Directive: Output nothing but the number of lines that include the word "Password".

[Stored data]
— START —

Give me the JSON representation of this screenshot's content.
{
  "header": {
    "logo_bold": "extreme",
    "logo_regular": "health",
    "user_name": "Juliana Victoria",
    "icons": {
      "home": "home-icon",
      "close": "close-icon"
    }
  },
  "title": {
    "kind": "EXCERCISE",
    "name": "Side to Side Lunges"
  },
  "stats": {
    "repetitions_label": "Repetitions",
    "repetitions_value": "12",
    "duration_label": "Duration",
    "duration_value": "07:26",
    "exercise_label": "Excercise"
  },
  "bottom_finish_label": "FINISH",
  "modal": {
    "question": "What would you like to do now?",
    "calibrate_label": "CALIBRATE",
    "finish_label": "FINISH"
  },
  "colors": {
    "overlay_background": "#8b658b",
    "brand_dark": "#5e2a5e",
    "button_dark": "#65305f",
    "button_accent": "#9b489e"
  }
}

— END —
— START —

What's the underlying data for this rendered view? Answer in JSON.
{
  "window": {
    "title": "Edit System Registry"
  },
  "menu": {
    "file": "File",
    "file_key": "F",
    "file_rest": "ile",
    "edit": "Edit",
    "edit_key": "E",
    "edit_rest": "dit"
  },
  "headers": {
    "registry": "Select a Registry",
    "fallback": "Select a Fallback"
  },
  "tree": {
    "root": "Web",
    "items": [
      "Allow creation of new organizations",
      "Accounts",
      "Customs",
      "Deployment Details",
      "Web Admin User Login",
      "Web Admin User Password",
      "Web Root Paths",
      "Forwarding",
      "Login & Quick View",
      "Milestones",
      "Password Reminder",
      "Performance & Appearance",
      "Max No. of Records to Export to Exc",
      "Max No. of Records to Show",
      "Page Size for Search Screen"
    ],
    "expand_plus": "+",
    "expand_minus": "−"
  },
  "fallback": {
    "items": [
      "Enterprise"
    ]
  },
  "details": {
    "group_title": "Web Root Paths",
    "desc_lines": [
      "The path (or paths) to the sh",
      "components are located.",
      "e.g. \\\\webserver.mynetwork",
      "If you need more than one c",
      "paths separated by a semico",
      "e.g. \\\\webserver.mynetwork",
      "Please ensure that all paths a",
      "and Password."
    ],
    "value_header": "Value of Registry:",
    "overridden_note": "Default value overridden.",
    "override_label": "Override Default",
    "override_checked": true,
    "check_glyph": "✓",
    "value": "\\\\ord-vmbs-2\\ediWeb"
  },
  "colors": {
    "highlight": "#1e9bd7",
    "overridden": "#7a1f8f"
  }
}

— END —

Answer to the task: 3